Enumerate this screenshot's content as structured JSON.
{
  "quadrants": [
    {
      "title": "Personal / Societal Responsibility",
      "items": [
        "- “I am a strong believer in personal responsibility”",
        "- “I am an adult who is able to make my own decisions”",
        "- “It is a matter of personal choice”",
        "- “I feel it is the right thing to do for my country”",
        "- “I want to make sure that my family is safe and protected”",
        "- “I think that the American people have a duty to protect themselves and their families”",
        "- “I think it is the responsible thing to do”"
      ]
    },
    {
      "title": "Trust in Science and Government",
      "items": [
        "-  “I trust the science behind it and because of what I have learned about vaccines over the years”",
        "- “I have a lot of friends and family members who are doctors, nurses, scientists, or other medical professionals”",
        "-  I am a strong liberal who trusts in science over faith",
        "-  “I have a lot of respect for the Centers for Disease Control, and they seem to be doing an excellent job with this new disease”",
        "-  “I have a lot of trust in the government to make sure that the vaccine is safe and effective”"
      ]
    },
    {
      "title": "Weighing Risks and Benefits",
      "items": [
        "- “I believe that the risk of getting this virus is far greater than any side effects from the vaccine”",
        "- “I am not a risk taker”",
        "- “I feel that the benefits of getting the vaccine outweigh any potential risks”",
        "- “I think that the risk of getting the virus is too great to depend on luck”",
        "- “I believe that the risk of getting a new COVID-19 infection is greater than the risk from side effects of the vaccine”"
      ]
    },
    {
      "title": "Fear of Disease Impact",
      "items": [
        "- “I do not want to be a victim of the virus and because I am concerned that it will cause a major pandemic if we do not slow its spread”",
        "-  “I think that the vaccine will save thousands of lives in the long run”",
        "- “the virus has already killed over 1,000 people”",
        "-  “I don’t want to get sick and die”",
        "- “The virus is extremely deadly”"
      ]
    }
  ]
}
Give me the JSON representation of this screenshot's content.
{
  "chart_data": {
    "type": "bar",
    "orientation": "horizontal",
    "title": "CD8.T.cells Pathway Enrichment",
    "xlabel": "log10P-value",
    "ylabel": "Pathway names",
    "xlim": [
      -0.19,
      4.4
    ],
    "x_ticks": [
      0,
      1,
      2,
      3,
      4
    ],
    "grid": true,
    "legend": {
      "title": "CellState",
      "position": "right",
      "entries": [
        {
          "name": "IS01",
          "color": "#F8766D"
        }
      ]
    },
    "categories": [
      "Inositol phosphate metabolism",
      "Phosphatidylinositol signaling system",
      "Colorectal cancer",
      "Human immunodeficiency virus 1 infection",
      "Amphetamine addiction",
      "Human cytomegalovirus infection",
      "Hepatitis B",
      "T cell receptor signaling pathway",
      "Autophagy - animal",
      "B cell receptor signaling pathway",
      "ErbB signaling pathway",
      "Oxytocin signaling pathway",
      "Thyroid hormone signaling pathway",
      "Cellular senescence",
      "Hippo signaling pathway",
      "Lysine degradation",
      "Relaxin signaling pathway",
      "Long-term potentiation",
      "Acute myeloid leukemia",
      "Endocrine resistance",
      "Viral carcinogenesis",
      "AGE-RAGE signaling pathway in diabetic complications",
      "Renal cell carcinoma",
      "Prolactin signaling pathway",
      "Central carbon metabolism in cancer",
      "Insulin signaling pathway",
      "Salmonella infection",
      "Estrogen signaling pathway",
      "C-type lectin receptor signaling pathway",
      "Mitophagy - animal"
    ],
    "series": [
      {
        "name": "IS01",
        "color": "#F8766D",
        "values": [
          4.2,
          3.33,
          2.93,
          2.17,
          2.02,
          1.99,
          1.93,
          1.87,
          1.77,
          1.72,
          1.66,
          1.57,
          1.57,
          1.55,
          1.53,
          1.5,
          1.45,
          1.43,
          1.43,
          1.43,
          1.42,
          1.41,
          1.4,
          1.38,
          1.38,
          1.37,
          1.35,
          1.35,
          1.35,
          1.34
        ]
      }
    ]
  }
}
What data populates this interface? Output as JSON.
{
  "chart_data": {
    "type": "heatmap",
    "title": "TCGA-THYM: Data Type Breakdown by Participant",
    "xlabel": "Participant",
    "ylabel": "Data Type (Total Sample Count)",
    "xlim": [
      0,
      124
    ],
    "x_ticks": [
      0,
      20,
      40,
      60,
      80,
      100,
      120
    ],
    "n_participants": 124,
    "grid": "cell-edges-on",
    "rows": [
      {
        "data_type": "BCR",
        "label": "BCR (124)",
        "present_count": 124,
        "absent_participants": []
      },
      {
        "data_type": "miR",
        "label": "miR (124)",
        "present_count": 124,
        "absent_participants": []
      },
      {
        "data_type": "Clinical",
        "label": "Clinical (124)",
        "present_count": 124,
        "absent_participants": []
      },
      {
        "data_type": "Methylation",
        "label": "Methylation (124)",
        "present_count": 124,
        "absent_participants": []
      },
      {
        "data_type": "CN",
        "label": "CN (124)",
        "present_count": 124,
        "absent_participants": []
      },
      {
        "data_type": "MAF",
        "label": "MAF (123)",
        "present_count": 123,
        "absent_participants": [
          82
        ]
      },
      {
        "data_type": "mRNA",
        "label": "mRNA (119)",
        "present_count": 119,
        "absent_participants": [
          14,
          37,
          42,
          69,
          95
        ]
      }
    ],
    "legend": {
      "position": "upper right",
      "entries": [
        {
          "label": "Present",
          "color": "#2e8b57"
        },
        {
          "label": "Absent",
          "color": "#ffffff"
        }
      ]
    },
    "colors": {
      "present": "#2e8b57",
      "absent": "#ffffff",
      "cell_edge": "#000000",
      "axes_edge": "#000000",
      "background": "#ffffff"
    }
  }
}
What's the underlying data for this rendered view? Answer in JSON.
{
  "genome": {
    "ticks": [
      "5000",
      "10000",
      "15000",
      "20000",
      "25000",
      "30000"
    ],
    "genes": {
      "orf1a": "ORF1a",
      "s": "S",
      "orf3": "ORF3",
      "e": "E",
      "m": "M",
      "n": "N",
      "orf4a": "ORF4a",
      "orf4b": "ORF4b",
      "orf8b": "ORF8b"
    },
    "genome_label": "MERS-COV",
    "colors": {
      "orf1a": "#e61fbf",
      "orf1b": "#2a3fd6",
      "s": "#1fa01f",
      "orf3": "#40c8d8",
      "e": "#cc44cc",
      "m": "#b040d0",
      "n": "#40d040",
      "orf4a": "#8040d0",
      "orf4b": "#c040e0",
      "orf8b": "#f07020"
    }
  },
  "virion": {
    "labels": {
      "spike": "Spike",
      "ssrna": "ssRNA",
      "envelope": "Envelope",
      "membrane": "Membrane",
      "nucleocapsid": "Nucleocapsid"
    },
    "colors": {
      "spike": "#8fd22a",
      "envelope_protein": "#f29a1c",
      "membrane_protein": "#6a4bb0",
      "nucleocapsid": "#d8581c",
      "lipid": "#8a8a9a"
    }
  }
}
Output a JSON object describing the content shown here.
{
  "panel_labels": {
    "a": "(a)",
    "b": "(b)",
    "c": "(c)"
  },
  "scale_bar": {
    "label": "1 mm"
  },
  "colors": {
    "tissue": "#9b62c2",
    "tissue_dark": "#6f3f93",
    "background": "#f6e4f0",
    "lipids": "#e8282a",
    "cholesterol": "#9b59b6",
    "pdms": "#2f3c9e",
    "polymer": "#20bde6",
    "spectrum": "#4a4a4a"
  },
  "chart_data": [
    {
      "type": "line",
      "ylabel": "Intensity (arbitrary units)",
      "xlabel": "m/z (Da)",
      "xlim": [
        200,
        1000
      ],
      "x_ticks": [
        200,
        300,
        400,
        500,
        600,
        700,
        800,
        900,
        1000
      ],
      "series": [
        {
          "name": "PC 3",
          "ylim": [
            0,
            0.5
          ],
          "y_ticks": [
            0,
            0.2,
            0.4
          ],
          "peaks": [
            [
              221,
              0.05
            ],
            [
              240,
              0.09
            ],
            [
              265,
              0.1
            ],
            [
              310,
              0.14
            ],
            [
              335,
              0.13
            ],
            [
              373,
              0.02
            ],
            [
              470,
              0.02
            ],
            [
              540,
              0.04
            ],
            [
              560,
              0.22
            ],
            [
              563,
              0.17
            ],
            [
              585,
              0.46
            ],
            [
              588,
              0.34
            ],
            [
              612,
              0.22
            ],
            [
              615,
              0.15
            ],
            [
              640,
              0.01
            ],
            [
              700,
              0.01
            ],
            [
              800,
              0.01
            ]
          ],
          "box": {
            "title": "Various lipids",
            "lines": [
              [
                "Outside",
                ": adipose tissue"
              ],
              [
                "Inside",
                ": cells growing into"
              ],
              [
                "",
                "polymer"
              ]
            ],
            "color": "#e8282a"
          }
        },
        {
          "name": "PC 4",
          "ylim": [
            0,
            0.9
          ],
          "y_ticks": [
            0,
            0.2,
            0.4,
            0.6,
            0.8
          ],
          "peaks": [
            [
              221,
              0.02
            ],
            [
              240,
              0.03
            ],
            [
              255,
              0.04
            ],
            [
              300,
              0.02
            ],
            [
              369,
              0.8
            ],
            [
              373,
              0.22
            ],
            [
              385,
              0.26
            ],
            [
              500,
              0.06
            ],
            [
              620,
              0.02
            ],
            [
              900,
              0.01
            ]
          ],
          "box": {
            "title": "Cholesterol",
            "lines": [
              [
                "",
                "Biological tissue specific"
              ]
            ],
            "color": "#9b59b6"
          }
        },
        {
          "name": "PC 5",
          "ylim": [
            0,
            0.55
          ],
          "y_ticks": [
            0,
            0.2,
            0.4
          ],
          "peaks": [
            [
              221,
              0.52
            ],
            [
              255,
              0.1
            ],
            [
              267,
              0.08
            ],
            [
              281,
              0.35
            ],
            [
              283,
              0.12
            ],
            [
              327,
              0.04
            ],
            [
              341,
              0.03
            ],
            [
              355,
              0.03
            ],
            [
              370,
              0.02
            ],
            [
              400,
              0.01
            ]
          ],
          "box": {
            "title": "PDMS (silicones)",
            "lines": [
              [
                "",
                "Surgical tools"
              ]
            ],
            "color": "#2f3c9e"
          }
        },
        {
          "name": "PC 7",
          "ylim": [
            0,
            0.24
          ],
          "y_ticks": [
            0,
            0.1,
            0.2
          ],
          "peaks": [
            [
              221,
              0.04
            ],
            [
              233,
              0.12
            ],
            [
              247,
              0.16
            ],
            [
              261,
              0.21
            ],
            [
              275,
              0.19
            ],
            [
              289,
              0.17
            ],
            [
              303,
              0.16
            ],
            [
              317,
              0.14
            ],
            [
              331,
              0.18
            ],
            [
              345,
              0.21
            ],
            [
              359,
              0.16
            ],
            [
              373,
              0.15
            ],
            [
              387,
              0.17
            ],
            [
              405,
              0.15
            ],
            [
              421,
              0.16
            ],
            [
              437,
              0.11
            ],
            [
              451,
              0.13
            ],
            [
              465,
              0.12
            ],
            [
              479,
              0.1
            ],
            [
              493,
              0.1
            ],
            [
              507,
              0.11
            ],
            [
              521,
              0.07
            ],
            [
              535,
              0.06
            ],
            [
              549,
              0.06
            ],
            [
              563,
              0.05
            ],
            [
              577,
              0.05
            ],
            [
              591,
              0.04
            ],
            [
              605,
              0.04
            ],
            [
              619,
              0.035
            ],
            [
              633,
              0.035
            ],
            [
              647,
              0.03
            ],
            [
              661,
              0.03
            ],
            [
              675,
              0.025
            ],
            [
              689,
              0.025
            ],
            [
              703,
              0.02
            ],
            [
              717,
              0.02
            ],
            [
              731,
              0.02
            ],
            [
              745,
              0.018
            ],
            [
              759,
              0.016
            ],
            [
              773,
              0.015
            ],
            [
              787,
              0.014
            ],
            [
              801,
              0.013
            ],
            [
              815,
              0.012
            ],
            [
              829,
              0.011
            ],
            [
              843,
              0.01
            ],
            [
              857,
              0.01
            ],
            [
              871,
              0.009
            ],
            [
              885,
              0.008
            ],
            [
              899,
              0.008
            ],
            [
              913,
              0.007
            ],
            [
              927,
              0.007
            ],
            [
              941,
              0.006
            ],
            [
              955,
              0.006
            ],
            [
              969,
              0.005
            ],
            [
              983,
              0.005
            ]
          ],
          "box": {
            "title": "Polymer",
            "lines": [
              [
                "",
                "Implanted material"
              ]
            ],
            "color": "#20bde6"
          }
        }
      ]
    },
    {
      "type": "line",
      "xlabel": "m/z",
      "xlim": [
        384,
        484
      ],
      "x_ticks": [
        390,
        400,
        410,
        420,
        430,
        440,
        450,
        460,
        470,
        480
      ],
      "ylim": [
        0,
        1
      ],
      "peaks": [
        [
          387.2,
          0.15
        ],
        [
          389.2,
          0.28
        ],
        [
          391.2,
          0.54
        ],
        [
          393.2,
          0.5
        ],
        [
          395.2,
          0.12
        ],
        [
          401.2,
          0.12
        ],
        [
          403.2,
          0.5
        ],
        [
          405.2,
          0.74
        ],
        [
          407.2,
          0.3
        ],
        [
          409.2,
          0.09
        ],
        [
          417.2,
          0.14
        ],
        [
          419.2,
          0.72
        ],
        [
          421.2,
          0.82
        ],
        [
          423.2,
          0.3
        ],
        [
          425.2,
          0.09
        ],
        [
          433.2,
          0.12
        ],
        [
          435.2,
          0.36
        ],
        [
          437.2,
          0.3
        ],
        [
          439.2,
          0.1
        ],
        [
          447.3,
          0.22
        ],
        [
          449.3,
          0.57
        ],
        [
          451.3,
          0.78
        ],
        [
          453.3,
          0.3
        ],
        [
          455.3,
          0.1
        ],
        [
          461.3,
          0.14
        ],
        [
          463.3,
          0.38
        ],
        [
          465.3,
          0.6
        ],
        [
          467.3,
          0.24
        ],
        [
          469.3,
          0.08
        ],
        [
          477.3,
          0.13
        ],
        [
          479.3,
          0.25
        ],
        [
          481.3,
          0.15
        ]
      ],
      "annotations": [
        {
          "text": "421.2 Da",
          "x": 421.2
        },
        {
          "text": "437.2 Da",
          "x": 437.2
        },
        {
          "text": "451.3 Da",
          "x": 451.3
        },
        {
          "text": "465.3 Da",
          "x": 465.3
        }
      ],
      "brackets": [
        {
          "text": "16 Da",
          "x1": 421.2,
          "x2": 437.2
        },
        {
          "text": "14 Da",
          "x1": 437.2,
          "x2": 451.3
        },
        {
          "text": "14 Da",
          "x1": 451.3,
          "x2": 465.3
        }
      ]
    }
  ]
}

-- -- --

*TASK TO COMPLETE*
Please copy each line from the material above in which the string "thing" appears.

*WRITTEN SOLUTION*
        "- “I feel it is the right thing to do for my country”",
        "- “I think it is the responsible thing to do”"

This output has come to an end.